WHAT THIS TASK INVOLVES →
Look for the string "labels" in every line, and copy each line that has it.

[Dataset records]
-- Begin --
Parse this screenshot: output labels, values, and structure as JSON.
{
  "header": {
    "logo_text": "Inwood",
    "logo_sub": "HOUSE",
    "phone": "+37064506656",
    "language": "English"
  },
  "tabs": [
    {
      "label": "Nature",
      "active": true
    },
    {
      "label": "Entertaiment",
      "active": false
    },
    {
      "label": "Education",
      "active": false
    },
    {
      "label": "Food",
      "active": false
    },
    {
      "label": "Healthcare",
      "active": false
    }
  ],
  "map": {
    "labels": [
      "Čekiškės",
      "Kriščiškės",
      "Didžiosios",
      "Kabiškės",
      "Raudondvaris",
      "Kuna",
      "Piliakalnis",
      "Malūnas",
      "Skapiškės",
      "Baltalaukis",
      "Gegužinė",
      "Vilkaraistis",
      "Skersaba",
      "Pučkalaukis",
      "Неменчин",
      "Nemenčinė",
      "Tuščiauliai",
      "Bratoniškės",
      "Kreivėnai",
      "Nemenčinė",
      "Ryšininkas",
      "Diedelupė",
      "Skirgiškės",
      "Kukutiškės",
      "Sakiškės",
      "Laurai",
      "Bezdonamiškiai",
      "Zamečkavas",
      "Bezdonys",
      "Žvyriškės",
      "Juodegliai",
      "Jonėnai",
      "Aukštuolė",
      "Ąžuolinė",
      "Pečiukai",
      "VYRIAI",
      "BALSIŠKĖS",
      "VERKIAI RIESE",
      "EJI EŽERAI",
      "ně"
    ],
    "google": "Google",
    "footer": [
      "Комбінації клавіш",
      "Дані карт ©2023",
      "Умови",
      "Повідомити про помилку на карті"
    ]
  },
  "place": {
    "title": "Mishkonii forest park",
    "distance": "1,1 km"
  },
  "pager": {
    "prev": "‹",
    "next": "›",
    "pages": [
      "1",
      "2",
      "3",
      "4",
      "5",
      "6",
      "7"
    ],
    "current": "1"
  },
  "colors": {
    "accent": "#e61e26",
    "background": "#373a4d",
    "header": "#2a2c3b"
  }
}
-- End --
RESPONSE TO THE TASK →
Parse this screenshot: output labels, values, and structure as JSON.
    "labels": [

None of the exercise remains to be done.